* Start *

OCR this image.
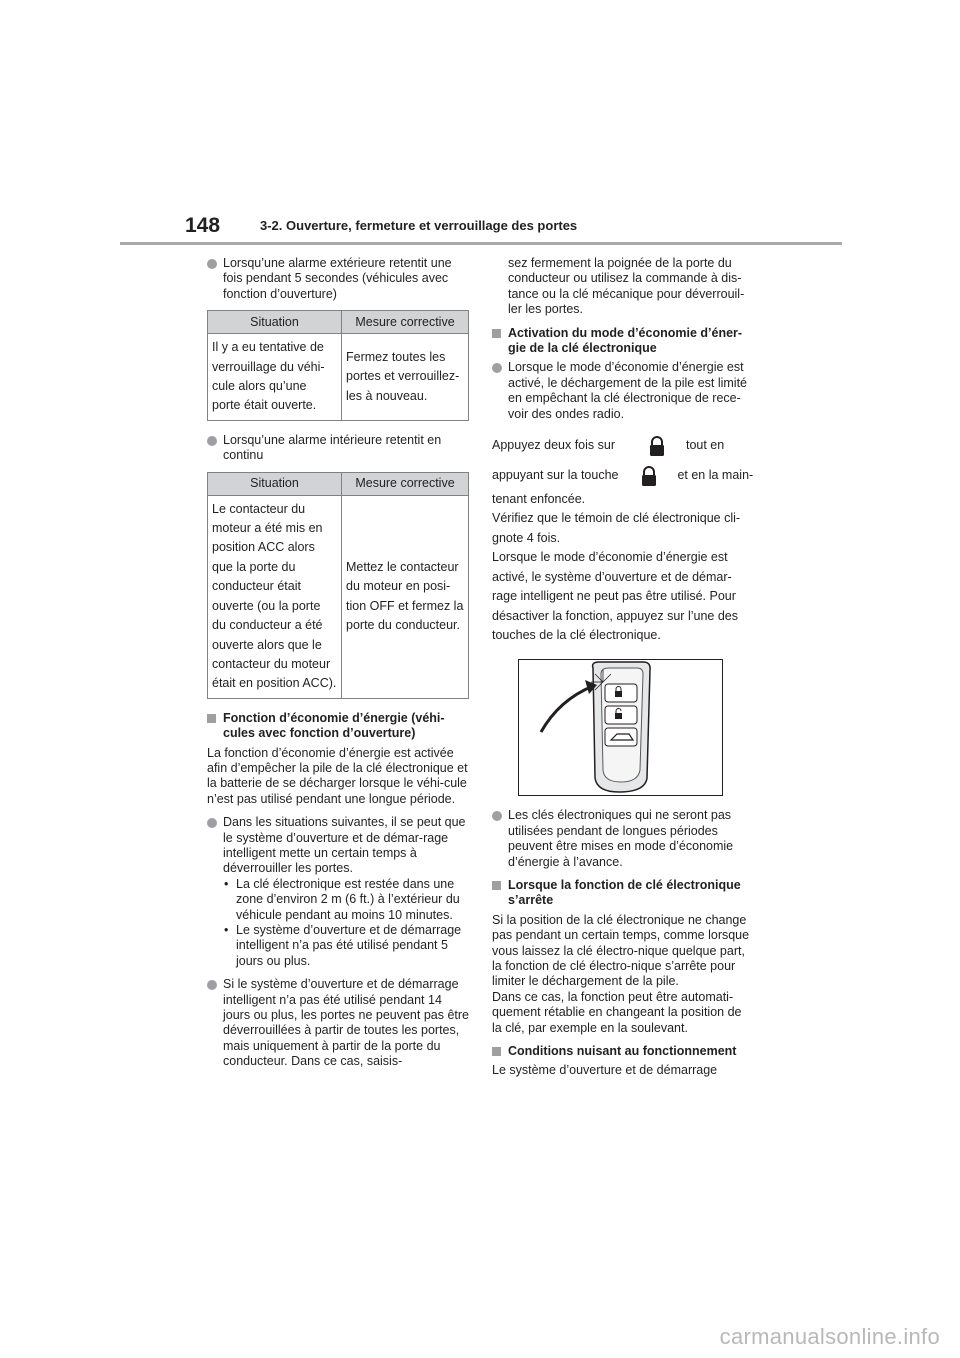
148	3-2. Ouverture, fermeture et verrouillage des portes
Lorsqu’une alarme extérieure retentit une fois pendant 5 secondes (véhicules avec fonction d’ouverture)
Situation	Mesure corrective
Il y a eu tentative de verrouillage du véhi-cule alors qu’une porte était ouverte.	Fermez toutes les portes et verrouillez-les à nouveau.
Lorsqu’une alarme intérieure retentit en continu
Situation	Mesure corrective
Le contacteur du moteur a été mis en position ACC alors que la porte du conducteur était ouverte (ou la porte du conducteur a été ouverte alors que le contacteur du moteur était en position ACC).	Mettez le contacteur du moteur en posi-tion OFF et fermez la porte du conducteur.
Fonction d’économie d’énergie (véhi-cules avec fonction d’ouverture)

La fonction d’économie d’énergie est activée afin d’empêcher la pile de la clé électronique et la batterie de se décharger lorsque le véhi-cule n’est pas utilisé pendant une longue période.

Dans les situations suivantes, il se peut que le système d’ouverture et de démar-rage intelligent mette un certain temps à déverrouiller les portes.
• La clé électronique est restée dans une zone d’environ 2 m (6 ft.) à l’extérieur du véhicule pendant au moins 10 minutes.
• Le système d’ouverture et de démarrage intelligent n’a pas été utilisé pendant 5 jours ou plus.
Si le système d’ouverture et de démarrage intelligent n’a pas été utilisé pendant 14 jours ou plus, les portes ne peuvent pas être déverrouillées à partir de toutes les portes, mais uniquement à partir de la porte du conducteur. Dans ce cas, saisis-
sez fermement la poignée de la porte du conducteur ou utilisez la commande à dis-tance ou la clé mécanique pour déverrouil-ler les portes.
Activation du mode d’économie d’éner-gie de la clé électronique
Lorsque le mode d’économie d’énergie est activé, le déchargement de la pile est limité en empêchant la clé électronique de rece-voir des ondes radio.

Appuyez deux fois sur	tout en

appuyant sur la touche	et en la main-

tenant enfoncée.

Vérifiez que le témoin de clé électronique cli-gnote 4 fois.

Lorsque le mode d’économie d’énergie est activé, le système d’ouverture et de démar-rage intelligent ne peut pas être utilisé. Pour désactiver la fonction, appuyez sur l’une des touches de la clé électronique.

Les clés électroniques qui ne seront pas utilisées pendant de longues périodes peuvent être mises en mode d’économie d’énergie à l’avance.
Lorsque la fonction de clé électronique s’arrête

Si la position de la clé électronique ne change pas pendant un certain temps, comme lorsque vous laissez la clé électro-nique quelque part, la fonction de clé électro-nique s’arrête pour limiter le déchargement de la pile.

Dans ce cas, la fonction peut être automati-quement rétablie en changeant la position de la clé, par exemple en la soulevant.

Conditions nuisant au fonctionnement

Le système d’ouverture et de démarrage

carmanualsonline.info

* End *
* Start *

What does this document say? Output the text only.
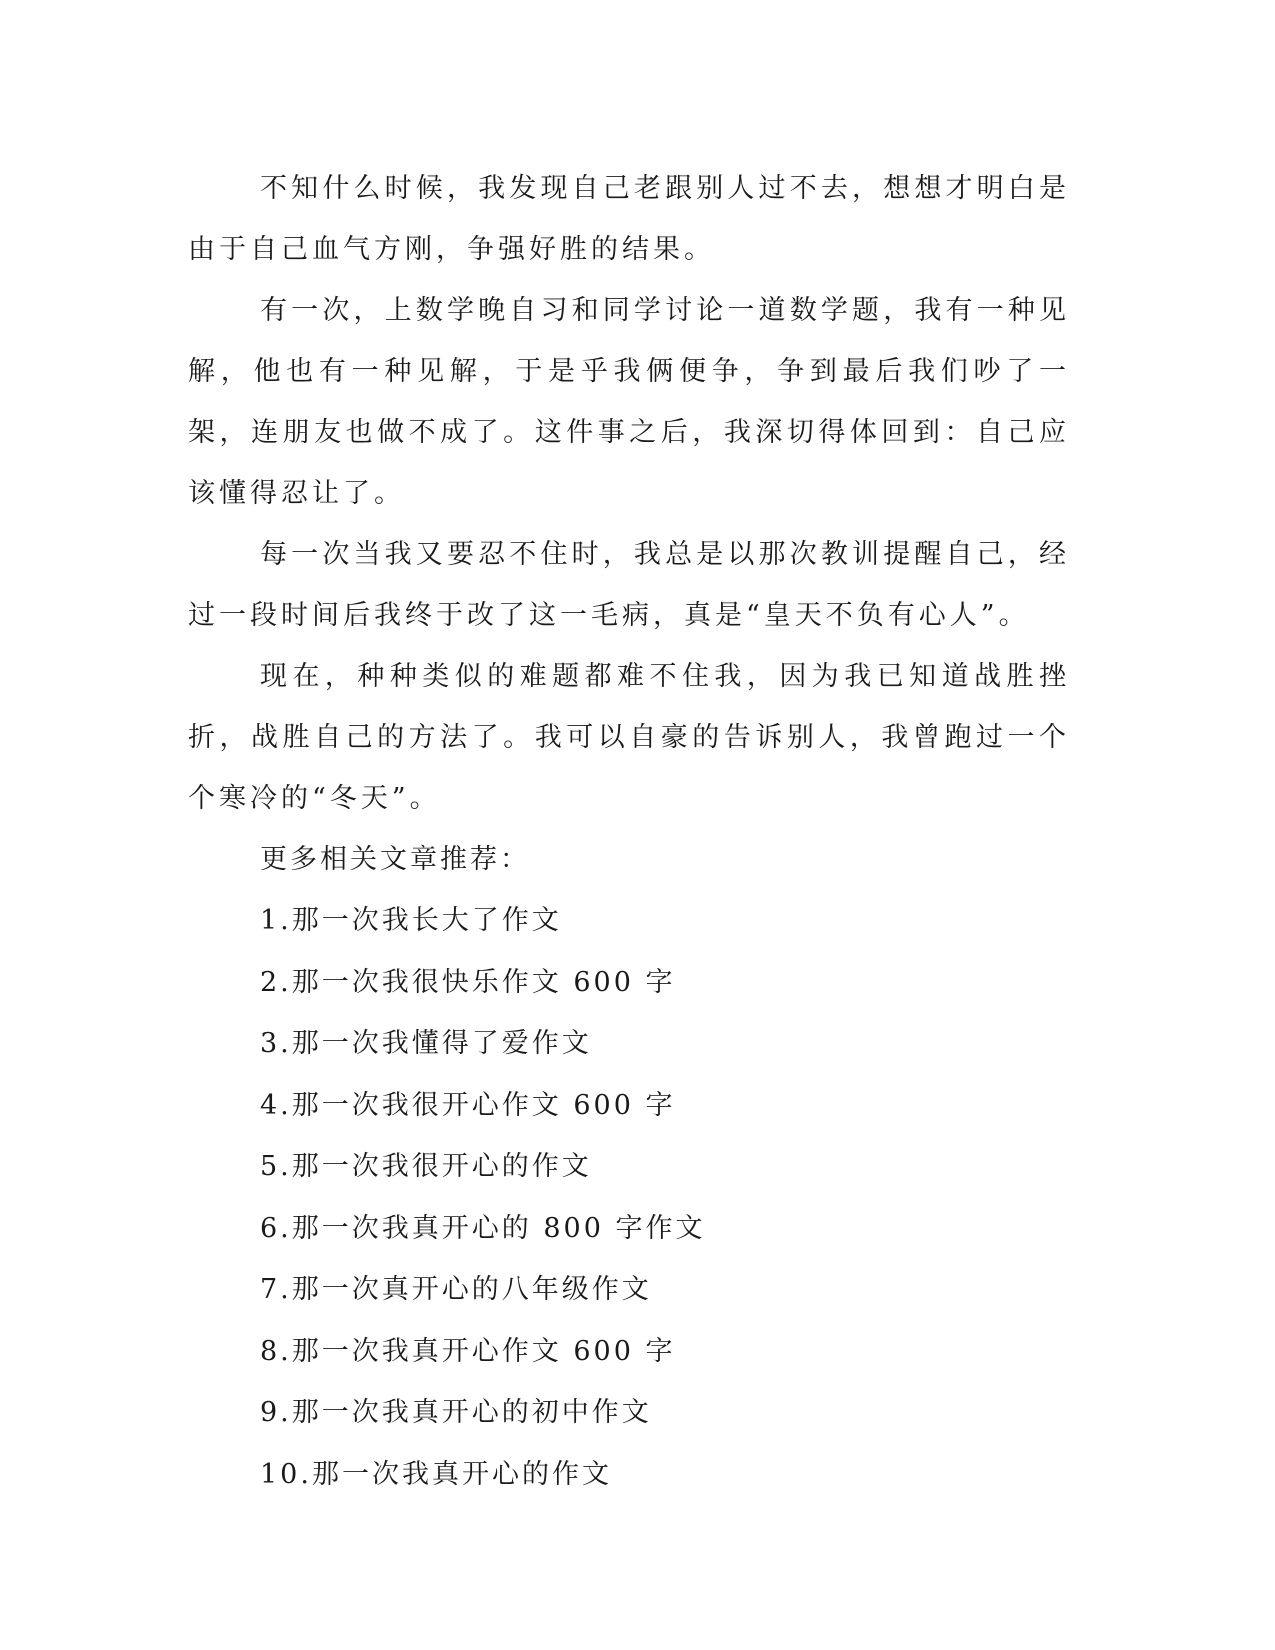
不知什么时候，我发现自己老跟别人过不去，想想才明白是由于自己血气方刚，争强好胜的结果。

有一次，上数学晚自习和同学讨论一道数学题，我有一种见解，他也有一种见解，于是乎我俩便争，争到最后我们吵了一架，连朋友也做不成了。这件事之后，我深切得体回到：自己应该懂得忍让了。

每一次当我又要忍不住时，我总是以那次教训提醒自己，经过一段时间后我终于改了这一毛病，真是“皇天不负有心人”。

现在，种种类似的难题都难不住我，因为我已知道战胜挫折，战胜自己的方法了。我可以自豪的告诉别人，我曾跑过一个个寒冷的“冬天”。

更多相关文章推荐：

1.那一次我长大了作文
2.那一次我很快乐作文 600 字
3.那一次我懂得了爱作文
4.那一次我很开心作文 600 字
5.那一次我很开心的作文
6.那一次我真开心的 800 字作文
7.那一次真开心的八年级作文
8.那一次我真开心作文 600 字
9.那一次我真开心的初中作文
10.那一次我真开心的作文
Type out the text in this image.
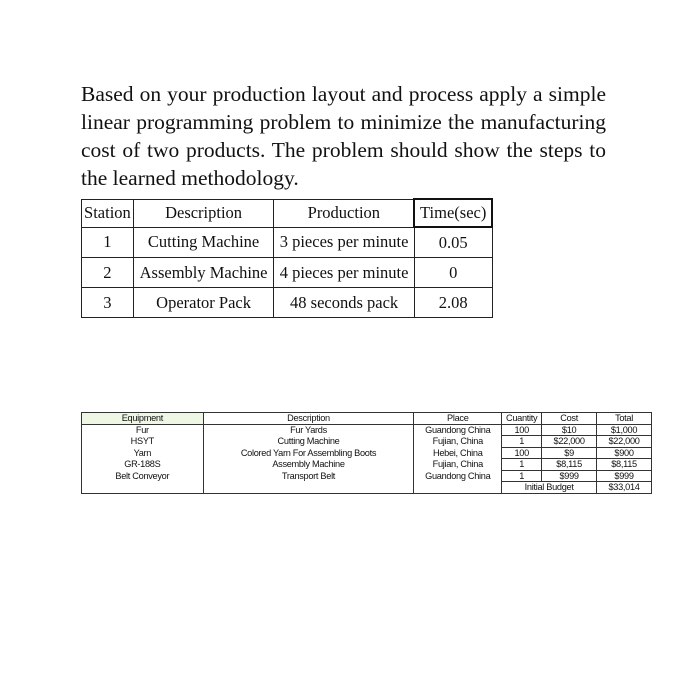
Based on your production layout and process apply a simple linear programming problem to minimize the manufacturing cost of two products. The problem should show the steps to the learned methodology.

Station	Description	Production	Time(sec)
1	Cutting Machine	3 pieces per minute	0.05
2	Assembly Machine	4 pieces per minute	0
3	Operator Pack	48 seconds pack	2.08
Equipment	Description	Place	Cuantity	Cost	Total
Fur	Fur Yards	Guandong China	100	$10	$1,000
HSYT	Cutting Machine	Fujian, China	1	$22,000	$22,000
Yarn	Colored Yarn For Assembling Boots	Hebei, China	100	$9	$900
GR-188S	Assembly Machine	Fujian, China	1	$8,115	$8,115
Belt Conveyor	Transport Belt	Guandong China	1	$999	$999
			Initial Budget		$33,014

* End *

> [Exercise objective]: Copy every line from the entries that contains the word "système".

> [Correct output]:
Dans les situations suivantes, il se peut que le système d’ouverture et de démar-rage intelligent mette un certain temps à déverrouiller les portes.
• Le système d’ouverture et de démarrage intelligent n’a pas été utilisé pendant 5 jours ou plus.
Si le système d’ouverture et de démarrage intelligent n’a pas été utilisé pendant 14 jours ou plus, les portes ne peuvent pas être déverrouillées à partir de toutes les portes, mais uniquement à partir de la porte du conducteur. Dans ce cas, saisis-
Lorsque le mode d’économie d’énergie est activé, le système d’ouverture et de démar-rage intelligent ne peut pas être utilisé. Pour désactiver la fonction, appuyez sur l’une des touches de la clé électronique.
Le système d’ouverture et de démarrage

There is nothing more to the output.